* **What this task involves**
Scan the entries below for the word "sqrt". Copy each line that has it.

*-*-*

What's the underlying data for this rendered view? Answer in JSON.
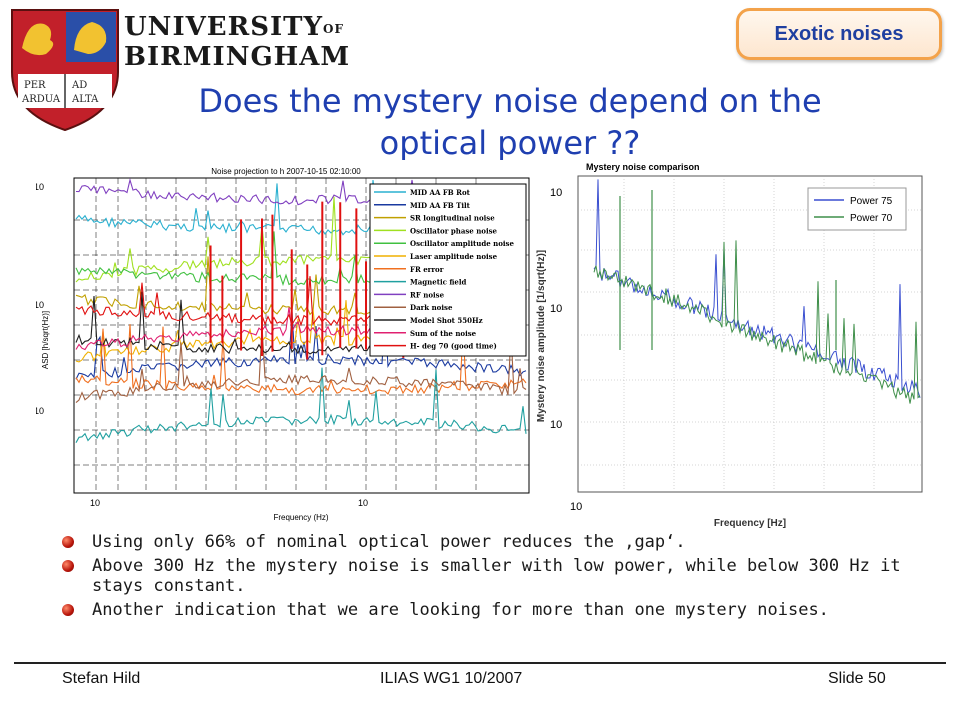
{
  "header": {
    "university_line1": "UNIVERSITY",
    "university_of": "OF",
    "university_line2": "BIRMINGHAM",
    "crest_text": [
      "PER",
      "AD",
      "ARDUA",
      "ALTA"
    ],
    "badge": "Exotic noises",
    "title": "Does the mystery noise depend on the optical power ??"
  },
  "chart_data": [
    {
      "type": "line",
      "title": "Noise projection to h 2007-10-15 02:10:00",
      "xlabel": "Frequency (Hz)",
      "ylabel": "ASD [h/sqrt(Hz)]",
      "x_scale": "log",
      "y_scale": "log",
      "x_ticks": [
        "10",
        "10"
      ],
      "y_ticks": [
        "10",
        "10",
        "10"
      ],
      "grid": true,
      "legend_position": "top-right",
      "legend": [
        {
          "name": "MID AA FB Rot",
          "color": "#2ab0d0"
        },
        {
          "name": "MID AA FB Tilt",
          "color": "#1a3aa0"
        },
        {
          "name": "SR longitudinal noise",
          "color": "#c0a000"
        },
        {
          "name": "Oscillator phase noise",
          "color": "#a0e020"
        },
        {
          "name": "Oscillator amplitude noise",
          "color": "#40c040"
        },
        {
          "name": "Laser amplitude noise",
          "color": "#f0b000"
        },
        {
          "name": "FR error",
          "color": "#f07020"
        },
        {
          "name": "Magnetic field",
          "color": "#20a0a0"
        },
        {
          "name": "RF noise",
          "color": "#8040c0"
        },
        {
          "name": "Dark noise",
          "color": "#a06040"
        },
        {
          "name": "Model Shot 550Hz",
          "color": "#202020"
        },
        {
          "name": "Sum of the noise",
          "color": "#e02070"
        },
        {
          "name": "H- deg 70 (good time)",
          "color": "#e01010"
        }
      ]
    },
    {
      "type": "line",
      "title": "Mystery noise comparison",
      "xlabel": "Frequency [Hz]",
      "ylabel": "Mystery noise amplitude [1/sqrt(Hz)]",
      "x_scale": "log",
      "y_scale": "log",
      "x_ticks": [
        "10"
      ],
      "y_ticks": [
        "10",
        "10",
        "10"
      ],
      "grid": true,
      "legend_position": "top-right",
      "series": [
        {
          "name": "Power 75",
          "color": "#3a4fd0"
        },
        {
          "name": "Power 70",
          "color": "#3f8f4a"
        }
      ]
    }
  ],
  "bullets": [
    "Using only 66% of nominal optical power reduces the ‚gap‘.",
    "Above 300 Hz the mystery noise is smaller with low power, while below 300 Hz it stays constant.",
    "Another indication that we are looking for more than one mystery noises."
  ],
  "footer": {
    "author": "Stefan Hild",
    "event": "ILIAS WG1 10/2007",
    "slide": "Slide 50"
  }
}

*-*-*

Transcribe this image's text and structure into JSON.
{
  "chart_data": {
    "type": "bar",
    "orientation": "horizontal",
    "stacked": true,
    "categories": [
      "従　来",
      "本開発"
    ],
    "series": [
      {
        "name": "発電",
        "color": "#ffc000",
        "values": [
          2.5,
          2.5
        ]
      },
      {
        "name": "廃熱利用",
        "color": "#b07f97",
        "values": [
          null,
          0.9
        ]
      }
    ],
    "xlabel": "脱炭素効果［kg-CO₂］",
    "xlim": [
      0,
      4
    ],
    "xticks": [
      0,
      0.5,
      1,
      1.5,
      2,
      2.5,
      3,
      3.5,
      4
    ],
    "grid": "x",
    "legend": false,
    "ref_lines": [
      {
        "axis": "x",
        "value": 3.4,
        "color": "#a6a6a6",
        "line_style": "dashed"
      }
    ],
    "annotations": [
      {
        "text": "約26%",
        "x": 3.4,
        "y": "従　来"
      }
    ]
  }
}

*-*-*

* **Exercise solution**
      "ylabel": "ASD [h/sqrt(Hz)]",
      "ylabel": "Mystery noise amplitude [1/sqrt(Hz)]",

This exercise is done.